→ Exercise aim:
Transcribe the records below exactly as they appear, omitting any pictures.
────────
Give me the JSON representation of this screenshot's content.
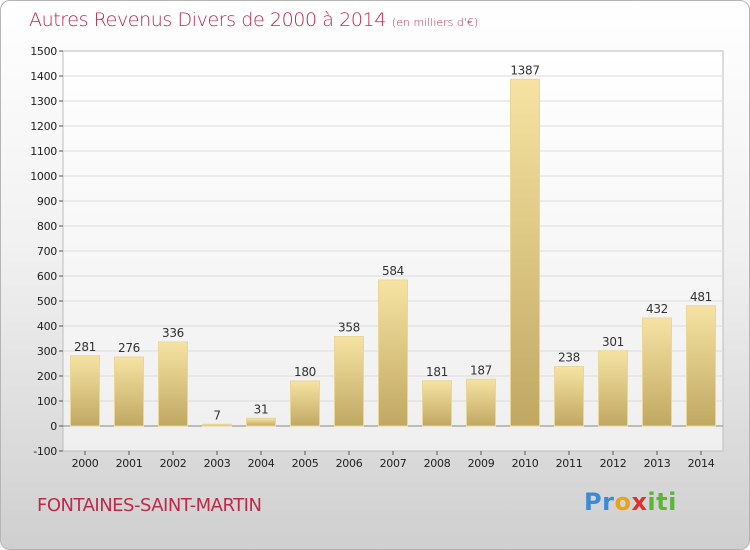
{
  "title": "Autres Revenus Divers de 2000 à 2014",
  "subtitle": "(en milliers d'€)",
  "location": "FONTAINES-SAINT-MARTIN",
  "brand": {
    "letters": [
      "P",
      "r",
      "o",
      "x",
      "i",
      "t",
      "i"
    ],
    "colors": [
      "#3a8ad9",
      "#3a8ad9",
      "#e9a21a",
      "#d8342c",
      "#5ab634",
      "#5ab634",
      "#5ab634"
    ]
  },
  "colors": {
    "title": "#c0284a",
    "bar_light": "#f6e3a3",
    "bar_dark": "#c0a862",
    "grid": "#dcdcdc",
    "axis_text": "#222222"
  },
  "chart_data": {
    "type": "bar",
    "categories": [
      "2000",
      "2001",
      "2002",
      "2003",
      "2004",
      "2005",
      "2006",
      "2007",
      "2008",
      "2009",
      "2010",
      "2011",
      "2012",
      "2013",
      "2014"
    ],
    "values": [
      281,
      276,
      336,
      7,
      31,
      180,
      358,
      584,
      181,
      187,
      1387,
      238,
      301,
      432,
      481
    ],
    "data_labels": [
      "281",
      "276",
      "336",
      "7",
      "31",
      "180",
      "358",
      "584",
      "181",
      "187",
      "1387",
      "238",
      "301",
      "432",
      "481"
    ],
    "ylim": [
      -100,
      1500
    ],
    "yticks": [
      -100,
      0,
      100,
      200,
      300,
      400,
      500,
      600,
      700,
      800,
      900,
      1000,
      1100,
      1200,
      1300,
      1400,
      1500
    ],
    "ytick_labels": [
      "-100",
      "0",
      "100",
      "200",
      "300",
      "400",
      "500",
      "600",
      "700",
      "800",
      "900",
      "1000",
      "1100",
      "1200",
      "1300",
      "1400",
      "1500"
    ],
    "grid": true,
    "legend": "none"
  }
}
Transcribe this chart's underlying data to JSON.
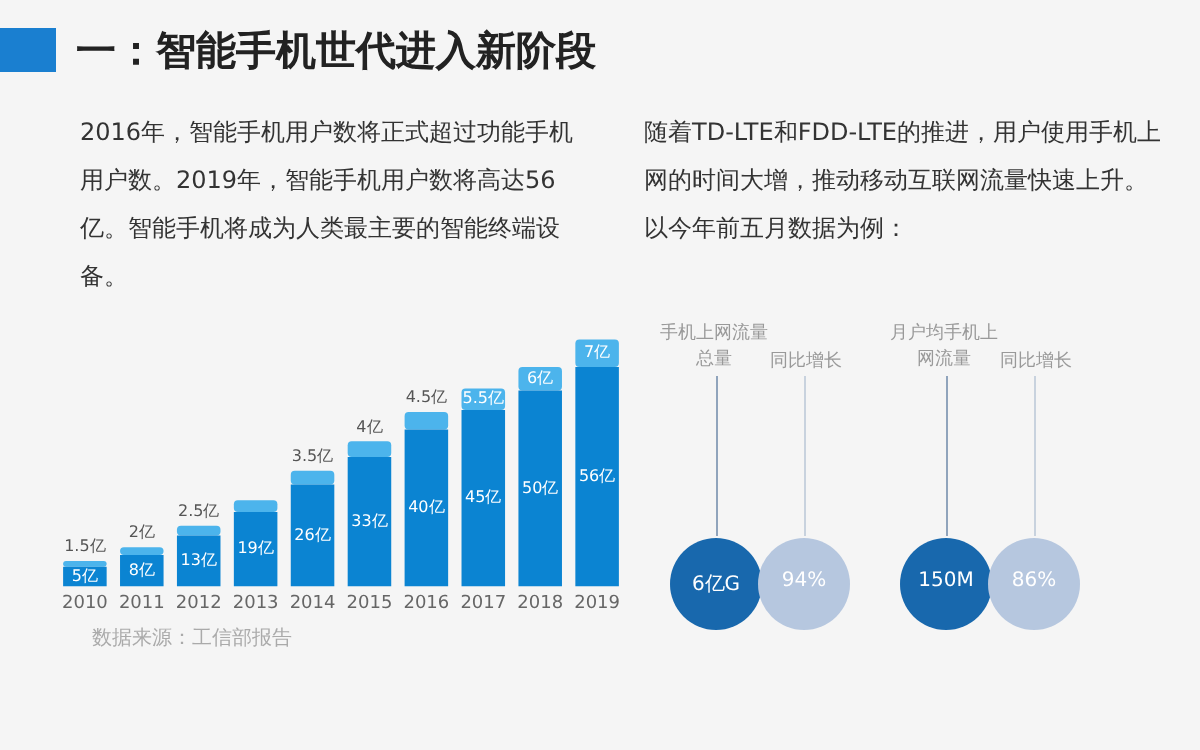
{
  "chart_data": [
    {
      "type": "bar",
      "title": "一：智能手机世代进入新阶段",
      "subtitle": "2016年，智能手机用户数将正式超过功能手机用户数。2019年，智能手机用户数将高达56亿。智能手机将成为人类最主要的智能终端设备。",
      "categories": [
        "2010",
        "2011",
        "2012",
        "2013",
        "2014",
        "2015",
        "2016",
        "2017",
        "2018",
        "2019"
      ],
      "stacked": true,
      "legend": false,
      "grid": false,
      "series": [
        {
          "color": "#0b84d2",
          "values": [
            5,
            8,
            13,
            19,
            26,
            33,
            40,
            45,
            50,
            56
          ],
          "value_labels": [
            "5亿",
            "8亿",
            "13亿",
            "19亿",
            "26亿",
            "33亿",
            "40亿",
            "45亿",
            "50亿",
            "56亿"
          ]
        },
        {
          "color": "#4cb4ec",
          "values": [
            1.5,
            2,
            2.5,
            3,
            3.5,
            4,
            4.5,
            5.5,
            6,
            7
          ],
          "value_labels": [
            "1.5亿",
            "2亿",
            "2.5亿",
            null,
            "3.5亿",
            "4亿",
            "4.5亿",
            "5.5亿",
            "6亿",
            "7亿"
          ]
        }
      ],
      "annotations": [
        "数据来源：工信部报告"
      ]
    },
    {
      "type": "other",
      "subtitle": "随着TD-LTE和FDD-LTE的推进，用户使用手机上网的时间大增，推动移动互联网流量快速上升。以今年前五月数据为例：",
      "annotations": [
        "手机上网流量总量",
        "同比增长",
        "6亿G",
        "94%",
        "月户均手机上网流量",
        "同比增长",
        "150M",
        "86%"
      ]
    }
  ]
}
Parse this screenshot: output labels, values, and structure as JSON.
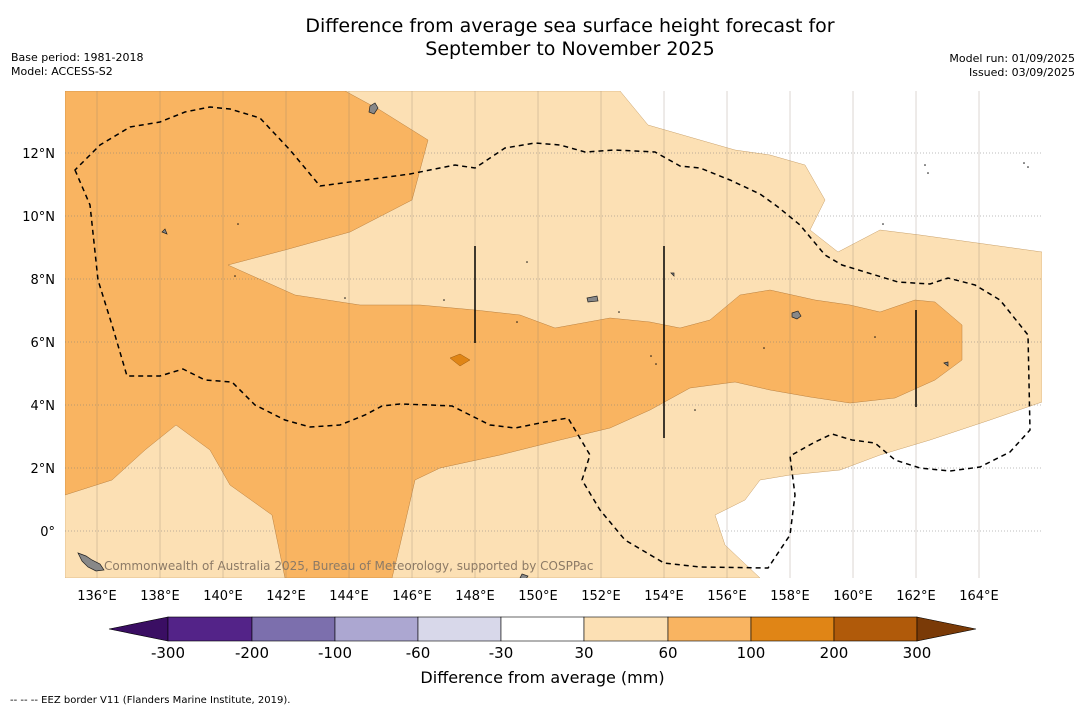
{
  "title": {
    "line1": "Difference from average sea surface height forecast for",
    "line2": "September to November 2025"
  },
  "meta_left": {
    "base_period": "Base period: 1981-2018",
    "model": "Model: ACCESS-S2"
  },
  "meta_right": {
    "model_run": "Model run: 01/09/2025",
    "issued": "Issued: 03/09/2025"
  },
  "map": {
    "x_ticks": [
      "136°E",
      "138°E",
      "140°E",
      "142°E",
      "144°E",
      "146°E",
      "148°E",
      "150°E",
      "152°E",
      "154°E",
      "156°E",
      "158°E",
      "160°E",
      "162°E",
      "164°E"
    ],
    "y_ticks": [
      "12°N",
      "10°N",
      "8°N",
      "6°N",
      "4°N",
      "2°N",
      "0°"
    ],
    "watermark": "Commonwealth of Australia 2025, Bureau of Meteorology, supported by COSPPac",
    "fill_colors": {
      "band_30_60": "#fce0b4",
      "band_60_100": "#f9b461",
      "band_100_200": "#e08516"
    },
    "grid": true
  },
  "colorbar": {
    "labels": [
      "-300",
      "-200",
      "-100",
      "-60",
      "-30",
      "30",
      "60",
      "100",
      "200",
      "300"
    ],
    "colors": [
      "#3a0e63",
      "#532388",
      "#7c6fad",
      "#aca7d1",
      "#d8d8ea",
      "#ffffff",
      "#fce0b4",
      "#f9b461",
      "#e08516",
      "#b05a0a",
      "#7a3a07"
    ],
    "title": "Difference from average (mm)"
  },
  "footnote": "--  --  -- EEZ border V11 (Flanders Marine Institute, 2019)."
}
────────
→ Expected output:
Give me the JSON representation of this screenshot's content.
{
  "title": "Autres Revenus Divers de 2000 à 2014",
  "subtitle": "(en milliers d'€)",
  "location": "FONTAINES-SAINT-MARTIN",
  "brand": {
    "letters": [
      "P",
      "r",
      "o",
      "x",
      "i",
      "t",
      "i"
    ],
    "colors": [
      "#3a8ad9",
      "#3a8ad9",
      "#e9a21a",
      "#d8342c",
      "#5ab634",
      "#5ab634",
      "#5ab634"
    ]
  },
  "colors": {
    "title": "#c0284a",
    "bar_light": "#f6e3a3",
    "bar_dark": "#c0a862",
    "grid": "#dcdcdc",
    "axis_text": "#222222"
  },
  "chart_data": {
    "type": "bar",
    "categories": [
      "2000",
      "2001",
      "2002",
      "2003",
      "2004",
      "2005",
      "2006",
      "2007",
      "2008",
      "2009",
      "2010",
      "2011",
      "2012",
      "2013",
      "2014"
    ],
    "values": [
      281,
      276,
      336,
      7,
      31,
      180,
      358,
      584,
      181,
      187,
      1387,
      238,
      301,
      432,
      481
    ],
    "data_labels": [
      "281",
      "276",
      "336",
      "7",
      "31",
      "180",
      "358",
      "584",
      "181",
      "187",
      "1387",
      "238",
      "301",
      "432",
      "481"
    ],
    "ylim": [
      -100,
      1500
    ],
    "yticks": [
      -100,
      0,
      100,
      200,
      300,
      400,
      500,
      600,
      700,
      800,
      900,
      1000,
      1100,
      1200,
      1300,
      1400,
      1500
    ],
    "ytick_labels": [
      "-100",
      "0",
      "100",
      "200",
      "300",
      "400",
      "500",
      "600",
      "700",
      "800",
      "900",
      "1000",
      "1100",
      "1200",
      "1300",
      "1400",
      "1500"
    ],
    "grid": true,
    "legend": "none"
  }
}
Transcribe this chart's underlying data to JSON.
{
  "chart_data": [
    {
      "type": "bar",
      "title": "一：智能手机世代进入新阶段",
      "subtitle": "2016年，智能手机用户数将正式超过功能手机用户数。2019年，智能手机用户数将高达56亿。智能手机将成为人类最主要的智能终端设备。",
      "categories": [
        "2010",
        "2011",
        "2012",
        "2013",
        "2014",
        "2015",
        "2016",
        "2017",
        "2018",
        "2019"
      ],
      "stacked": true,
      "legend": false,
      "grid": false,
      "series": [
        {
          "color": "#0b84d2",
          "values": [
            5,
            8,
            13,
            19,
            26,
            33,
            40,
            45,
            50,
            56
          ],
          "value_labels": [
            "5亿",
            "8亿",
            "13亿",
            "19亿",
            "26亿",
            "33亿",
            "40亿",
            "45亿",
            "50亿",
            "56亿"
          ]
        },
        {
          "color": "#4cb4ec",
          "values": [
            1.5,
            2,
            2.5,
            3,
            3.5,
            4,
            4.5,
            5.5,
            6,
            7
          ],
          "value_labels": [
            "1.5亿",
            "2亿",
            "2.5亿",
            null,
            "3.5亿",
            "4亿",
            "4.5亿",
            "5.5亿",
            "6亿",
            "7亿"
          ]
        }
      ],
      "annotations": [
        "数据来源：工信部报告"
      ]
    },
    {
      "type": "other",
      "subtitle": "随着TD-LTE和FDD-LTE的推进，用户使用手机上网的时间大增，推动移动互联网流量快速上升。以今年前五月数据为例：",
      "annotations": [
        "手机上网流量总量",
        "同比增长",
        "6亿G",
        "94%",
        "月户均手机上网流量",
        "同比增长",
        "150M",
        "86%"
      ]
    }
  ]
}
Parse this screenshot: output labels, values, and structure as JSON.
{
  "title": {
    "line1": "Difference from average sea surface height forecast for",
    "line2": "September to November 2025"
  },
  "meta_left": {
    "base_period": "Base period: 1981-2018",
    "model": "Model: ACCESS-S2"
  },
  "meta_right": {
    "model_run": "Model run: 01/09/2025",
    "issued": "Issued: 03/09/2025"
  },
  "map": {
    "x_ticks": [
      "136°E",
      "138°E",
      "140°E",
      "142°E",
      "144°E",
      "146°E",
      "148°E",
      "150°E",
      "152°E",
      "154°E",
      "156°E",
      "158°E",
      "160°E",
      "162°E",
      "164°E"
    ],
    "y_ticks": [
      "12°N",
      "10°N",
      "8°N",
      "6°N",
      "4°N",
      "2°N",
      "0°"
    ],
    "watermark": "Commonwealth of Australia 2025, Bureau of Meteorology, supported by COSPPac",
    "fill_colors": {
      "band_30_60": "#fce0b4",
      "band_60_100": "#f9b461",
      "band_100_200": "#e08516"
    },
    "grid": true
  },
  "colorbar": {
    "labels": [
      "-300",
      "-200",
      "-100",
      "-60",
      "-30",
      "30",
      "60",
      "100",
      "200",
      "300"
    ],
    "colors": [
      "#3a0e63",
      "#532388",
      "#7c6fad",
      "#aca7d1",
      "#d8d8ea",
      "#ffffff",
      "#fce0b4",
      "#f9b461",
      "#e08516",
      "#b05a0a",
      "#7a3a07"
    ],
    "title": "Difference from average (mm)"
  },
  "footnote": "--  --  -- EEZ border V11 (Flanders Marine Institute, 2019)."
}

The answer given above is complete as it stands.